━━━━━ Article ━━━━━
[Pitch] Expose demangle function in Runtime module

Hello everyone,

After a very successful serverside conference last week, and a bunch of discussions with various members of the community, I came up with a few small improvements that I’d like to pitch.

First of which is the long overdue exposing a simple demangle function. This was first discussed in 2019 (!), and followed up on in 2024 however neither attempts went all the way through evolution; so here’s another attempt at it.


You can view the complete pitch here: SE-NNNN: Expose demangle function in Runtime module. (Pull request)


Expose demangle function in Runtime module

Introduction

Swift symbols are subject to name mangling. These mangled names then show up in backtraces and other profiling tools. Mangled names may look something like this $sSS7cStringSSSPys4Int8VG_tcfC and often end up visible to developers, unless they are demangled before displaying.

In manu situations, it is much preferable to demangle the identifiers before displaying them. For example, the previously shown identifier would can be demangled as Swift.String.init(cString: Swift.UnsafePointer<Swift.Int8>) -> Swift.String, which is a nice human-readable format, that a Swift developer can easily understand.

This proposal introduces a new API that allows calling out to the Swift runtime's demangler, without leaving the process.

Motivation

Currently, many tools that need to display symbol names to developers are forced to create a process and execute the swift-demangle tool, or use unofficial runtime APIs to invoke the runtime's demangler.

Neither of these approaches are satisfactionary, because either we are paying a high cost for creating processes, or we're relying on unofficial APIs.

This proposal introduces an official demangle(:String) -> String? function that offers a maintained and safe way to call the Swift demangled from a running Swift application.

Proposed solution

We propose to introduce two demangle functions in the Runtime module:

A simple demangle method, returning an optional String:

public func demangle(_ mangledName: String) -> String?

And an overload which accepts a pre-allocated buffer into which the demangled string can be written:

@discardableResult
public func demangle(
  _ mangledName: String,
  into buffer: UnsafeMutableBufferPointer<Int8>
) -> DemanglingResult

public enum DemanglingResult: Equatable {
  case success
  case failed
  case truncated(Int)
}

The buffer accepting API is necessary for performance sensitive use-cases, which attempt to demangle symbols in process, before displaying or sending them for further processing. In those use-cases it is common to have a known maximum buffer size into which we are willing to write the demangled representation.

If the demangled representation does not fit the preallocated buffer, the demangle method will return truncated(actualSize) such that developers can determine by how much the buffer might need to be increased to handle the complete demangling.

Demangling format

While the mangled strings are part of Swift ABI and can therefore not really change on platforms with stable ABI, the demangled representation returned by the demangle functions is not guaranteed to be stable in any way.

The demangled representation may change without any warning, during even patch releases of Swift. The returned strings should be treated mostly as nicer to present to developers human readable representations, and it is not a goal to provide any form of guarantee about the exact shape of these.

20 Likes

any reason this isn’t a [Raw|UTF8]Span?
━━━━━ Information supplied ━━━━━
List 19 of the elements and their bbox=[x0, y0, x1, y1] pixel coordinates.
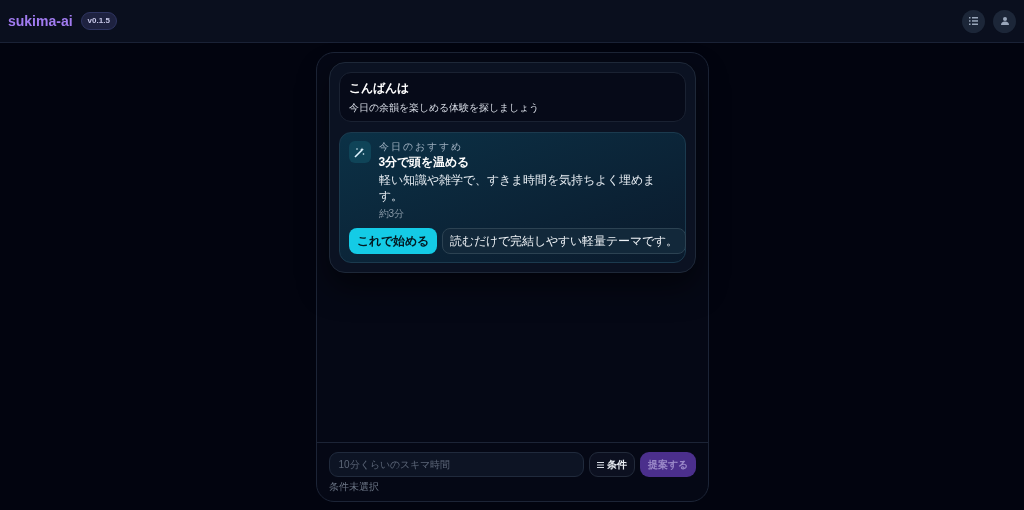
━━━━━
→ What the exercise asks:
Rewrite the paragraph of the pitch above that begins "The buffer accepting API is necessary" as a short bulleted list that keeps its main facts.

→ Output:
- The buffer-accepting API is needed for performance-sensitive use cases.
- These use cases demangle symbols in process before displaying them or sending them on for further processing.
- They commonly have a known maximum buffer size for the demangled representation.